[Collected data entries]
"""
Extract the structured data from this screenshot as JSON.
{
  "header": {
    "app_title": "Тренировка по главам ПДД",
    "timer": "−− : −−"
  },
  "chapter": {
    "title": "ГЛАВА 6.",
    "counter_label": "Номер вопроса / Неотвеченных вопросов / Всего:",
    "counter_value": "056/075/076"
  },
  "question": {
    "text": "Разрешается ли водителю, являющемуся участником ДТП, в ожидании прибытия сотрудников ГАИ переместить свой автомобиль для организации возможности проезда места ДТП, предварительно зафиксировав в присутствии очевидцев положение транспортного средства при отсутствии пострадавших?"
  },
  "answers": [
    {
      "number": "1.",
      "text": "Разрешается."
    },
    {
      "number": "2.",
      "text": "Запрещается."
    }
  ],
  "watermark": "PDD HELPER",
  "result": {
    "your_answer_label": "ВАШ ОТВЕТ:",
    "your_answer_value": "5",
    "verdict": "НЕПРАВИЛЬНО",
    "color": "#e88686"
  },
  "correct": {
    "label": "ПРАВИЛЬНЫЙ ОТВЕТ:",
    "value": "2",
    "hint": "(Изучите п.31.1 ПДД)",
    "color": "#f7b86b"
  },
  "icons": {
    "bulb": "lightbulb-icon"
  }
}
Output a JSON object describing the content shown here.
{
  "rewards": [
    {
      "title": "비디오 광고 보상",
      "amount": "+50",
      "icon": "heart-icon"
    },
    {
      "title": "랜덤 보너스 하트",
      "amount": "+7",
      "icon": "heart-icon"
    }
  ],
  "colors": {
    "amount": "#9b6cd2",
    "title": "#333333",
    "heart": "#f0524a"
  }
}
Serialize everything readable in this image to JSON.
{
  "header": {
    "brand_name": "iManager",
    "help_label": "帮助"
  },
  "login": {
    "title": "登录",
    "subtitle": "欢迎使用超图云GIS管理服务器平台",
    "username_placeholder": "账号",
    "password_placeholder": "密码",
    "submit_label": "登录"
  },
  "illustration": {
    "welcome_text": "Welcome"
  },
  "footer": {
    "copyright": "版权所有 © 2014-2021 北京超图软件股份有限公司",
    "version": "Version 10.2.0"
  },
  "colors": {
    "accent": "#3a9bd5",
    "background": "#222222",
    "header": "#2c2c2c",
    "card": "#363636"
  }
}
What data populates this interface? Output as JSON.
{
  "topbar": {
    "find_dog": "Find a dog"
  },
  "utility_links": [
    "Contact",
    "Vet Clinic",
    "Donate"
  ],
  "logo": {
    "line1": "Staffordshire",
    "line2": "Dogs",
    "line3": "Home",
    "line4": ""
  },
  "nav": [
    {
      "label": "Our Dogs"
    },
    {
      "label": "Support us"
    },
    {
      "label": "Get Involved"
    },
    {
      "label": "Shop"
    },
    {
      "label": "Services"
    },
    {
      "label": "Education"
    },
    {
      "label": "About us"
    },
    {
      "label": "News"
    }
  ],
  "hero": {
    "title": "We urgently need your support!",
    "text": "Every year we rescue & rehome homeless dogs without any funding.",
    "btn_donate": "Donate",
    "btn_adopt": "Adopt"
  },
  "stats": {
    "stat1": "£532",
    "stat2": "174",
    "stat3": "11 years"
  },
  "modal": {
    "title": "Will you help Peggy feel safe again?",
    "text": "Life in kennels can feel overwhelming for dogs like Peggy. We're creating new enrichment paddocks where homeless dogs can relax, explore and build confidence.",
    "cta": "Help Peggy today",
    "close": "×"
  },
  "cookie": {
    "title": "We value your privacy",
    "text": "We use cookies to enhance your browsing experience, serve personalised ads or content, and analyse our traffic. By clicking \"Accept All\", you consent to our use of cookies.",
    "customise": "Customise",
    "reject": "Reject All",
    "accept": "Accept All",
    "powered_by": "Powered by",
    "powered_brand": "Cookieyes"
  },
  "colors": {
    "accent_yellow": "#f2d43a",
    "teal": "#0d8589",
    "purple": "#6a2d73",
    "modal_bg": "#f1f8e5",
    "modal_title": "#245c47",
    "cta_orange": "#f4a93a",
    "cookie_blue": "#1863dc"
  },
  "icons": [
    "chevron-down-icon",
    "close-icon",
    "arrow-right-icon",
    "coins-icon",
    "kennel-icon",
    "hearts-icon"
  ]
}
"""
▶ Your goal
Extract the listing in its entirety and repeat it exactly.

▶ Finished exercise
Extract the structured data from this screenshot as JSON.
{
  "header": {
    "app_title": "Тренировка по главам ПДД",
    "timer": "−− : −−"
  },
  "chapter": {
    "title": "ГЛАВА 6.",
    "counter_label": "Номер вопроса / Неотвеченных вопросов / Всего:",
    "counter_value": "056/075/076"
  },
  "question": {
    "text": "Разрешается ли водителю, являющемуся участником ДТП, в ожидании прибытия сотрудников ГАИ переместить свой автомобиль для организации возможности проезда места ДТП, предварительно зафиксировав в присутствии очевидцев положение транспортного средства при отсутствии пострадавших?"
  },
  "answers": [
    {
      "number": "1.",
      "text": "Разрешается."
    },
    {
      "number": "2.",
      "text": "Запрещается."
    }
  ],
  "watermark": "PDD HELPER",
  "result": {
    "your_answer_label": "ВАШ ОТВЕТ:",
    "your_answer_value": "5",
    "verdict": "НЕПРАВИЛЬНО",
    "color": "#e88686"
  },
  "correct": {
    "label": "ПРАВИЛЬНЫЙ ОТВЕТ:",
    "value": "2",
    "hint": "(Изучите п.31.1 ПДД)",
    "color": "#f7b86b"
  },
  "icons": {
    "bulb": "lightbulb-icon"
  }
}
Output a JSON object describing the content shown here.
{
  "rewards": [
    {
      "title": "비디오 광고 보상",
      "amount": "+50",
      "icon": "heart-icon"
    },
    {
      "title": "랜덤 보너스 하트",
      "amount": "+7",
      "icon": "heart-icon"
    }
  ],
  "colors": {
    "amount": "#9b6cd2",
    "title": "#333333",
    "heart": "#f0524a"
  }
}
Serialize everything readable in this image to JSON.
{
  "header": {
    "brand_name": "iManager",
    "help_label": "帮助"
  },
  "login": {
    "title": "登录",
    "subtitle": "欢迎使用超图云GIS管理服务器平台",
    "username_placeholder": "账号",
    "password_placeholder": "密码",
    "submit_label": "登录"
  },
  "illustration": {
    "welcome_text": "Welcome"
  },
  "footer": {
    "copyright": "版权所有 © 2014-2021 北京超图软件股份有限公司",
    "version": "Version 10.2.0"
  },
  "colors": {
    "accent": "#3a9bd5",
    "background": "#222222",
    "header": "#2c2c2c",
    "card": "#363636"
  }
}
What data populates this interface? Output as JSON.
{
  "topbar": {
    "find_dog": "Find a dog"
  },
  "utility_links": [
    "Contact",
    "Vet Clinic",
    "Donate"
  ],
  "logo": {
    "line1": "Staffordshire",
    "line2": "Dogs",
    "line3": "Home",
    "line4": ""
  },
  "nav": [
    {
      "label": "Our Dogs"
    },
    {
      "label": "Support us"
    },
    {
      "label": "Get Involved"
    },
    {
      "label": "Shop"
    },
    {
      "label": "Services"
    },
    {
      "label": "Education"
    },
    {
      "label": "About us"
    },
    {
      "label": "News"
    }
  ],
  "hero": {
    "title": "We urgently need your support!",
    "text": "Every year we rescue & rehome homeless dogs without any funding.",
    "btn_donate": "Donate",
    "btn_adopt": "Adopt"
  },
  "stats": {
    "stat1": "£532",
    "stat2": "174",
    "stat3": "11 years"
  },
  "modal": {
    "title": "Will you help Peggy feel safe again?",
    "text": "Life in kennels can feel overwhelming for dogs like Peggy. We're creating new enrichment paddocks where homeless dogs can relax, explore and build confidence.",
    "cta": "Help Peggy today",
    "close": "×"
  },
  "cookie": {
    "title": "We value your privacy",
    "text": "We use cookies to enhance your browsing experience, serve personalised ads or content, and analyse our traffic. By clicking \"Accept All\", you consent to our use of cookies.",
    "customise": "Customise",
    "reject": "Reject All",
    "accept": "Accept All",
    "powered_by": "Powered by",
    "powered_brand": "Cookieyes"
  },
  "colors": {
    "accent_yellow": "#f2d43a",
    "teal": "#0d8589",
    "purple": "#6a2d73",
    "modal_bg": "#f1f8e5",
    "modal_title": "#245c47",
    "cta_orange": "#f4a93a",
    "cookie_blue": "#1863dc"
  },
  "icons": [
    "chevron-down-icon",
    "close-icon",
    "arrow-right-icon",
    "coins-icon",
    "kennel-icon",
    "hearts-icon"
  ]
}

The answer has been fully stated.